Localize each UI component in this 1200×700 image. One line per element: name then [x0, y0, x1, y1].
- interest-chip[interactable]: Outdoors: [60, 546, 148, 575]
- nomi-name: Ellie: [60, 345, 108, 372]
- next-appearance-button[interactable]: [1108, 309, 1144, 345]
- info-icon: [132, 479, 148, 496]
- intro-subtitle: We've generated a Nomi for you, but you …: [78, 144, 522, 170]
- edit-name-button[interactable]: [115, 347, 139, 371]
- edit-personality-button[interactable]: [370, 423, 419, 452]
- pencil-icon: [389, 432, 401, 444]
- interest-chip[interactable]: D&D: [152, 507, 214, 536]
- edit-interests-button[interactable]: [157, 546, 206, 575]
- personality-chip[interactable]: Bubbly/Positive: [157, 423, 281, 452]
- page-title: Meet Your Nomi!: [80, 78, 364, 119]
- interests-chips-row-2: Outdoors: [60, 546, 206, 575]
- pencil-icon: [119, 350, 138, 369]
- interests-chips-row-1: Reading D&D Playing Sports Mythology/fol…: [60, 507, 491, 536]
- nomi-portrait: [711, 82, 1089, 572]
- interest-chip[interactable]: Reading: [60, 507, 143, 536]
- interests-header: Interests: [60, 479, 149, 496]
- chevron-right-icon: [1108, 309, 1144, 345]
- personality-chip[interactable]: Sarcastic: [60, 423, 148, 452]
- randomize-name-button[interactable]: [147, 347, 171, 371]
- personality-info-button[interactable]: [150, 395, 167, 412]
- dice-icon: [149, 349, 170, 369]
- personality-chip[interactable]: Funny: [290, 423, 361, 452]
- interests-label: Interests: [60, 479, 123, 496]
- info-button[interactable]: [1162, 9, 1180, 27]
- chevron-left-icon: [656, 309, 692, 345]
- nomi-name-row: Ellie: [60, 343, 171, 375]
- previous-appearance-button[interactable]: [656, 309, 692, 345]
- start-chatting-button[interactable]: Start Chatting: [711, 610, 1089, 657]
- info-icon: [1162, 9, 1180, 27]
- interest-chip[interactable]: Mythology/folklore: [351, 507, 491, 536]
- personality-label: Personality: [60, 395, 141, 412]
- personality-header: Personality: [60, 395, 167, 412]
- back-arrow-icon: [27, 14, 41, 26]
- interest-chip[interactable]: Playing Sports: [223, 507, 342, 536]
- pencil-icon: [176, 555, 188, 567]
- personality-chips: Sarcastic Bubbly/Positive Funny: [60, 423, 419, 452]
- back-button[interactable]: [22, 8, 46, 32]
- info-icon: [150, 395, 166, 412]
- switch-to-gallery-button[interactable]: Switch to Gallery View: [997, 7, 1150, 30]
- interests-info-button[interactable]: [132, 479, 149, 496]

--*--

> SET PROBLEM
Write out every item above word for word, keeping each line and its order unchanged.

> IN RESPONSE
Localize each UI component in this 1200×700 image. One line per element: name then [x0, y0, x1, y1].
- interest-chip[interactable]: Outdoors: [60, 546, 148, 575]
- nomi-name: Ellie: [60, 345, 108, 372]
- next-appearance-button[interactable]: [1108, 309, 1144, 345]
- info-icon: [132, 479, 148, 496]
- intro-subtitle: We've generated a Nomi for you, but you …: [78, 144, 522, 170]
- edit-name-button[interactable]: [115, 347, 139, 371]
- edit-personality-button[interactable]: [370, 423, 419, 452]
- pencil-icon: [389, 432, 401, 444]
- interest-chip[interactable]: D&D: [152, 507, 214, 536]
- edit-interests-button[interactable]: [157, 546, 206, 575]
- personality-chip[interactable]: Bubbly/Positive: [157, 423, 281, 452]
- page-title: Meet Your Nomi!: [80, 78, 364, 119]
- interests-chips-row-2: Outdoors: [60, 546, 206, 575]
- pencil-icon: [119, 350, 138, 369]
- interests-chips-row-1: Reading D&D Playing Sports Mythology/fol…: [60, 507, 491, 536]
- nomi-portrait: [711, 82, 1089, 572]
- interest-chip[interactable]: Reading: [60, 507, 143, 536]
- interests-header: Interests: [60, 479, 149, 496]
- chevron-right-icon: [1108, 309, 1144, 345]
- personality-chip[interactable]: Sarcastic: [60, 423, 148, 452]
- randomize-name-button[interactable]: [147, 347, 171, 371]
- personality-info-button[interactable]: [150, 395, 167, 412]
- dice-icon: [149, 349, 170, 369]
- personality-chip[interactable]: Funny: [290, 423, 361, 452]
- interests-label: Interests: [60, 479, 123, 496]
- info-button[interactable]: [1162, 9, 1180, 27]
- chevron-left-icon: [656, 309, 692, 345]
- nomi-name-row: Ellie: [60, 343, 171, 375]
- previous-appearance-button[interactable]: [656, 309, 692, 345]
- start-chatting-button[interactable]: Start Chatting: [711, 610, 1089, 657]
- info-icon: [1162, 9, 1180, 27]
- interest-chip[interactable]: Mythology/folklore: [351, 507, 491, 536]
- personality-label: Personality: [60, 395, 141, 412]
- personality-header: Personality: [60, 395, 167, 412]
- back-arrow-icon: [27, 14, 41, 26]
- interest-chip[interactable]: Playing Sports: [223, 507, 342, 536]
- pencil-icon: [176, 555, 188, 567]
- personality-chips: Sarcastic Bubbly/Positive Funny: [60, 423, 419, 452]
- back-button[interactable]: [22, 8, 46, 32]
- info-icon: [150, 395, 166, 412]
- switch-to-gallery-button[interactable]: Switch to Gallery View: [997, 7, 1150, 30]
- interests-info-button[interactable]: [132, 479, 149, 496]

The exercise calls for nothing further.